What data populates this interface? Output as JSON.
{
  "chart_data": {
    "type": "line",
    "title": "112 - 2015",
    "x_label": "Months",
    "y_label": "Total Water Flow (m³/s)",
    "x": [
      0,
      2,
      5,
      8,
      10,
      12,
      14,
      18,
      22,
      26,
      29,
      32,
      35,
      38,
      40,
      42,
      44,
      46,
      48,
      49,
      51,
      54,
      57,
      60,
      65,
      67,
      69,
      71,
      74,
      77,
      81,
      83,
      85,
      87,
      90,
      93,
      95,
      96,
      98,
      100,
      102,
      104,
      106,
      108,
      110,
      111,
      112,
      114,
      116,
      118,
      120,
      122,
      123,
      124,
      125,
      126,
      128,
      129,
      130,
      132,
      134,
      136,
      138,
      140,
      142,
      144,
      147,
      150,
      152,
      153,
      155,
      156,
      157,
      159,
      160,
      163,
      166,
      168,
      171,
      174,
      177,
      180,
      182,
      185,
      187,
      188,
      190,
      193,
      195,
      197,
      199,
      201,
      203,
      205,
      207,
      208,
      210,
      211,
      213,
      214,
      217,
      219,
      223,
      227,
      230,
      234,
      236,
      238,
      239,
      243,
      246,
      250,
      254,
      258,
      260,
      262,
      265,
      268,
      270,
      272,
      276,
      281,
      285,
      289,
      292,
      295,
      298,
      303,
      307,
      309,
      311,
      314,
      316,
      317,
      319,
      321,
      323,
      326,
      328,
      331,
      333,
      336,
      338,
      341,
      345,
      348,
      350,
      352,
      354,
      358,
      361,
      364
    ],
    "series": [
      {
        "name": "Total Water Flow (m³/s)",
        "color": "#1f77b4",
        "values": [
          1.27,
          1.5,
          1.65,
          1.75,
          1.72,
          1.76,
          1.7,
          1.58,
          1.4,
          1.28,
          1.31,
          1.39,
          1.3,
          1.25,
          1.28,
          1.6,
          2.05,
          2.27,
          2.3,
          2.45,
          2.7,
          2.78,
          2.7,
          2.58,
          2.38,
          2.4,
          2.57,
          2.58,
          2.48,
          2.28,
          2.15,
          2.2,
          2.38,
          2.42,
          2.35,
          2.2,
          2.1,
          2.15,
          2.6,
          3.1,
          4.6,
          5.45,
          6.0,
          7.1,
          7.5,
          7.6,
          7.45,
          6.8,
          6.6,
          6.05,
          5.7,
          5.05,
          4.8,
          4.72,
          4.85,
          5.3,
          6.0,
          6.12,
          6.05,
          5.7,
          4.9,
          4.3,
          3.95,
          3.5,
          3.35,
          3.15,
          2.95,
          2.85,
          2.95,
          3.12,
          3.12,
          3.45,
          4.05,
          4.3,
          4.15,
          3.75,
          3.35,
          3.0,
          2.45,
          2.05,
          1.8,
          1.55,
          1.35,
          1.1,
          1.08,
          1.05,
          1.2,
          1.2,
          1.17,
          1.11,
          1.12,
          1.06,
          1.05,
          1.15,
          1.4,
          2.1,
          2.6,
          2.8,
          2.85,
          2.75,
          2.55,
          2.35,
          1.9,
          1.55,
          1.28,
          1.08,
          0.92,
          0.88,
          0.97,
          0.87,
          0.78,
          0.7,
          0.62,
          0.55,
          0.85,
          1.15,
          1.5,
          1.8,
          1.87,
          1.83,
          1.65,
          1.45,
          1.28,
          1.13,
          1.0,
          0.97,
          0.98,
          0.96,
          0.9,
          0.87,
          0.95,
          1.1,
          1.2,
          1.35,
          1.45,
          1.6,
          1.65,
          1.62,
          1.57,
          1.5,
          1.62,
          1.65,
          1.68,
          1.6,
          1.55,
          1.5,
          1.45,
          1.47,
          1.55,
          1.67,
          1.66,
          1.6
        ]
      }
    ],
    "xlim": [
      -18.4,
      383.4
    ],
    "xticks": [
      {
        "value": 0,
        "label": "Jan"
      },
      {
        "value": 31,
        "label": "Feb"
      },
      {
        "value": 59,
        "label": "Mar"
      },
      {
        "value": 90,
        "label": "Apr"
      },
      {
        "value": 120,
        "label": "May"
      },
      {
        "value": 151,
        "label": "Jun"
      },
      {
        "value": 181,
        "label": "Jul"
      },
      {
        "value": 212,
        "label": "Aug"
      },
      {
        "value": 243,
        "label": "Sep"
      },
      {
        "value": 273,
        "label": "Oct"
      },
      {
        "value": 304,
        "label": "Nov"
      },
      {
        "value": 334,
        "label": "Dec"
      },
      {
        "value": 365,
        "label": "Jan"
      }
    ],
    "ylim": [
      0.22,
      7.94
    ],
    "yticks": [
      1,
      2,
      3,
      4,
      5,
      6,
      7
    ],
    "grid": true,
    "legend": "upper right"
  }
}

--------------------------------------------------

From the entries above, copy every line containing the word "Total".

    "y_label": "Total Water Flow (m³/s)",
        "name": "Total Water Flow (m³/s)",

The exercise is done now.